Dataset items
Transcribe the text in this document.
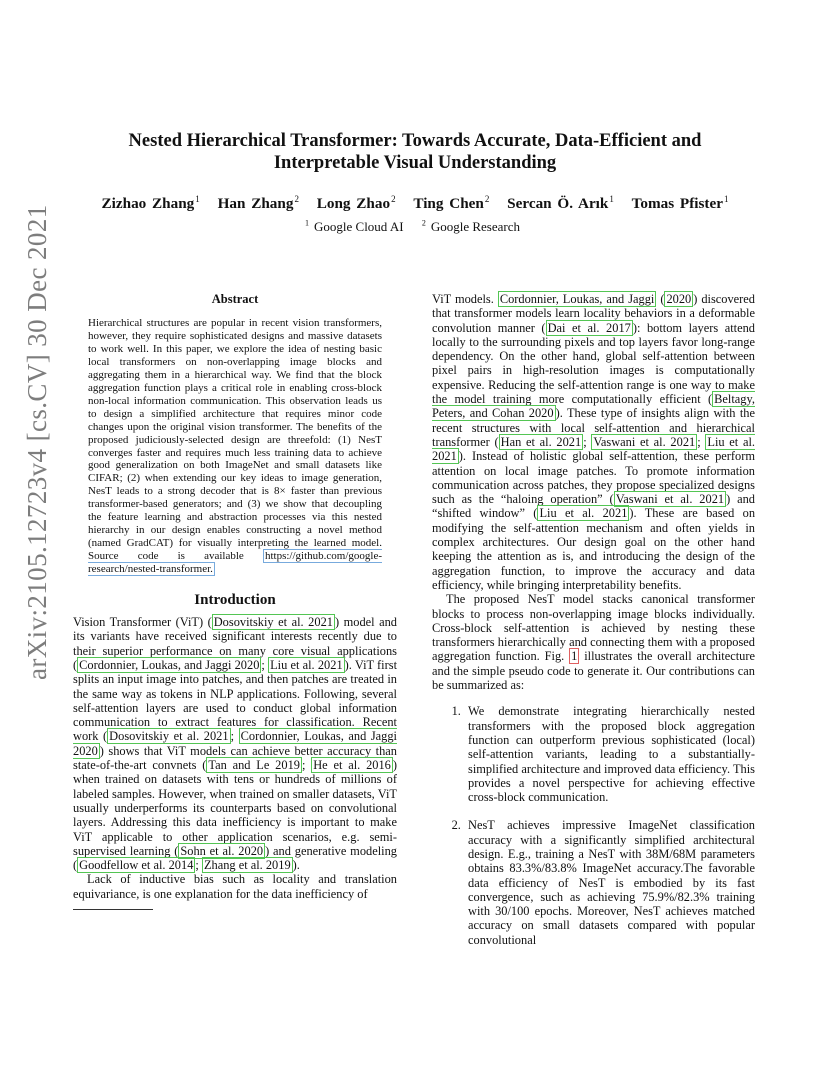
arXiv:2105.12723v4 [cs.CV] 30 Dec 2021
Nested Hierarchical Transformer: Towards Accurate, Data-Efficient and Interpretable Visual Understanding
Zizhao Zhang$^1$ Han Zhang$^2$ Long Zhao$^2$ Ting Chen$^2$ Sercan Ö. Arık$^1$ Tomas Pfister$^1$
$^1$ Google Cloud AI $^2$ Google Research
Abstract
Hierarchical structures are popular in recent vision transformers, however, they require sophisticated designs and massive datasets to work well. In this paper, we explore the idea of nesting basic local transformers on non-overlapping image blocks and aggregating them in a hierarchical way. We find that the block aggregation function plays a critical role in enabling cross-block non-local information communication. This observation leads us to design a simplified architecture that requires minor code changes upon the original vision transformer. The benefits of the proposed judiciously-selected design are threefold: (1) NesT converges faster and requires much less training data to achieve good generalization on both ImageNet and small datasets like CIFAR; (2) when extending our key ideas to image generation, NesT leads to a strong decoder that is 8× faster than previous transformer-based generators; and (3) we show that decoupling the feature learning and abstraction processes via this nested hierarchy in our design enables constructing a novel method (named GradCAT) for visually interpreting the learned model. Source code is available https://github.com/google-research/nested-transformer.
Introduction

Vision Transformer (ViT) ( Dosovitskiy et al. 2021 ) model and its variants have received significant interests recently due to their superior performance on many core visual applications ( Cordonnier, Loukas, and Jaggi 2020 ; Liu et al. 2021 ). ViT first splits an input image into patches, and then patches are treated in the same way as tokens in NLP applications. Following, several self-attention layers are used to conduct global information communication to extract features for classification. Recent work ( Dosovitskiy et al. 2021 ; Cordonnier, Loukas, and Jaggi 2020 ) shows that ViT models can achieve better accuracy than state-of-the-art convnets ( Tan and Le 2019 ; He et al. 2016 ) when trained on datasets with tens or hundreds of millions of labeled samples. However, when trained on smaller datasets, ViT usually underperforms its counterparts based on convolutional layers. Addressing this data inefficiency is important to make ViT applicable to other application scenarios, e.g. semi-supervised learning ( Sohn et al. 2020 ) and generative modeling ( Goodfellow et al. 2014 ; Zhang et al. 2019 ).

Lack of inductive bias such as locality and translation equivariance, is one explanation for the data inefficiency of

ViT models. Cordonnier, Loukas, and Jaggi ( 2020 ) discovered that transformer models learn locality behaviors in a deformable convolution manner ( Dai et al. 2017 ): bottom layers attend locally to the surrounding pixels and top layers favor long-range dependency. On the other hand, global self-attention between pixel pairs in high-resolution images is computationally expensive. Reducing the self-attention range is one way to make the model training more computationally efficient ( Beltagy, Peters, and Cohan 2020 ). These type of insights align with the recent structures with local self-attention and hierarchical transformer ( Han et al. 2021 ; Vaswani et al. 2021 ; Liu et al. 2021 ). Instead of holistic global self-attention, these perform attention on local image patches. To promote information communication across patches, they propose specialized designs such as the “haloing operation” ( Vaswani et al. 2021 ) and “shifted window” ( Liu et al. 2021 ). These are based on modifying the self-attention mechanism and often yields in complex architectures. Our design goal on the other hand keeping the attention as is, and introducing the design of the aggregation function, to improve the accuracy and data efficiency, while bringing interpretability benefits.

The proposed NesT model stacks canonical transformer blocks to process non-overlapping image blocks individually. Cross-block self-attention is achieved by nesting these transformers hierarchically and connecting them with a proposed aggregation function. Fig. 1 illustrates the overall architecture and the simple pseudo code to generate it. Our contributions can be summarized as:

1. We demonstrate integrating hierarchically nested transformers with the proposed block aggregation function can outperform previous sophisticated (local) self-attention variants, leading to a substantially-simplified architecture and improved data efficiency. This provides a novel perspective for achieving effective cross-block communication.
2. NesT achieves impressive ImageNet classification accuracy with a significantly simplified architectural design. E.g., training a NesT with 38M/68M parameters obtains 83.3%/83.8% ImageNet accuracy.The favorable data efficiency of NesT is embodied by its fast convergence, such as achieving 75.9%/82.3% training with 30/100 epochs. Moreover, NesT achieves matched accuracy on small datasets compared with popular convolutional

__THE PROBLEM__
Do not include the images; transcribe the rest of the listing exactly.

__COMPLETED EXERCISE__
Transcribe the text in this document.
arXiv:2105.12723v4 [cs.CV] 30 Dec 2021
Nested Hierarchical Transformer: Towards Accurate, Data-Efficient and Interpretable Visual Understanding
Zizhao Zhang$^1$ Han Zhang$^2$ Long Zhao$^2$ Ting Chen$^2$ Sercan Ö. Arık$^1$ Tomas Pfister$^1$
$^1$ Google Cloud AI $^2$ Google Research
Abstract
Hierarchical structures are popular in recent vision transformers, however, they require sophisticated designs and massive datasets to work well. In this paper, we explore the idea of nesting basic local transformers on non-overlapping image blocks and aggregating them in a hierarchical way. We find that the block aggregation function plays a critical role in enabling cross-block non-local information communication. This observation leads us to design a simplified architecture that requires minor code changes upon the original vision transformer. The benefits of the proposed judiciously-selected design are threefold: (1) NesT converges faster and requires much less training data to achieve good generalization on both ImageNet and small datasets like CIFAR; (2) when extending our key ideas to image generation, NesT leads to a strong decoder that is 8× faster than previous transformer-based generators; and (3) we show that decoupling the feature learning and abstraction processes via this nested hierarchy in our design enables constructing a novel method (named GradCAT) for visually interpreting the learned model. Source code is available https://github.com/google-research/nested-transformer.
Introduction

Vision Transformer (ViT) ( Dosovitskiy et al. 2021 ) model and its variants have received significant interests recently due to their superior performance on many core visual applications ( Cordonnier, Loukas, and Jaggi 2020 ; Liu et al. 2021 ). ViT first splits an input image into patches, and then patches are treated in the same way as tokens in NLP applications. Following, several self-attention layers are used to conduct global information communication to extract features for classification. Recent work ( Dosovitskiy et al. 2021 ; Cordonnier, Loukas, and Jaggi 2020 ) shows that ViT models can achieve better accuracy than state-of-the-art convnets ( Tan and Le 2019 ; He et al. 2016 ) when trained on datasets with tens or hundreds of millions of labeled samples. However, when trained on smaller datasets, ViT usually underperforms its counterparts based on convolutional layers. Addressing this data inefficiency is important to make ViT applicable to other application scenarios, e.g. semi-supervised learning ( Sohn et al. 2020 ) and generative modeling ( Goodfellow et al. 2014 ; Zhang et al. 2019 ).

Lack of inductive bias such as locality and translation equivariance, is one explanation for the data inefficiency of

ViT models. Cordonnier, Loukas, and Jaggi ( 2020 ) discovered that transformer models learn locality behaviors in a deformable convolution manner ( Dai et al. 2017 ): bottom layers attend locally to the surrounding pixels and top layers favor long-range dependency. On the other hand, global self-attention between pixel pairs in high-resolution images is computationally expensive. Reducing the self-attention range is one way to make the model training more computationally efficient ( Beltagy, Peters, and Cohan 2020 ). These type of insights align with the recent structures with local self-attention and hierarchical transformer ( Han et al. 2021 ; Vaswani et al. 2021 ; Liu et al. 2021 ). Instead of holistic global self-attention, these perform attention on local image patches. To promote information communication across patches, they propose specialized designs such as the “haloing operation” ( Vaswani et al. 2021 ) and “shifted window” ( Liu et al. 2021 ). These are based on modifying the self-attention mechanism and often yields in complex architectures. Our design goal on the other hand keeping the attention as is, and introducing the design of the aggregation function, to improve the accuracy and data efficiency, while bringing interpretability benefits.

The proposed NesT model stacks canonical transformer blocks to process non-overlapping image blocks individually. Cross-block self-attention is achieved by nesting these transformers hierarchically and connecting them with a proposed aggregation function. Fig. 1 illustrates the overall architecture and the simple pseudo code to generate it. Our contributions can be summarized as:

1. We demonstrate integrating hierarchically nested transformers with the proposed block aggregation function can outperform previous sophisticated (local) self-attention variants, leading to a substantially-simplified architecture and improved data efficiency. This provides a novel perspective for achieving effective cross-block communication.
2. NesT achieves impressive ImageNet classification accuracy with a significantly simplified architectural design. E.g., training a NesT with 38M/68M parameters obtains 83.3%/83.8% ImageNet accuracy.The favorable data efficiency of NesT is embodied by its fast convergence, such as achieving 75.9%/82.3% training with 30/100 epochs. Moreover, NesT achieves matched accuracy on small datasets compared with popular convolutional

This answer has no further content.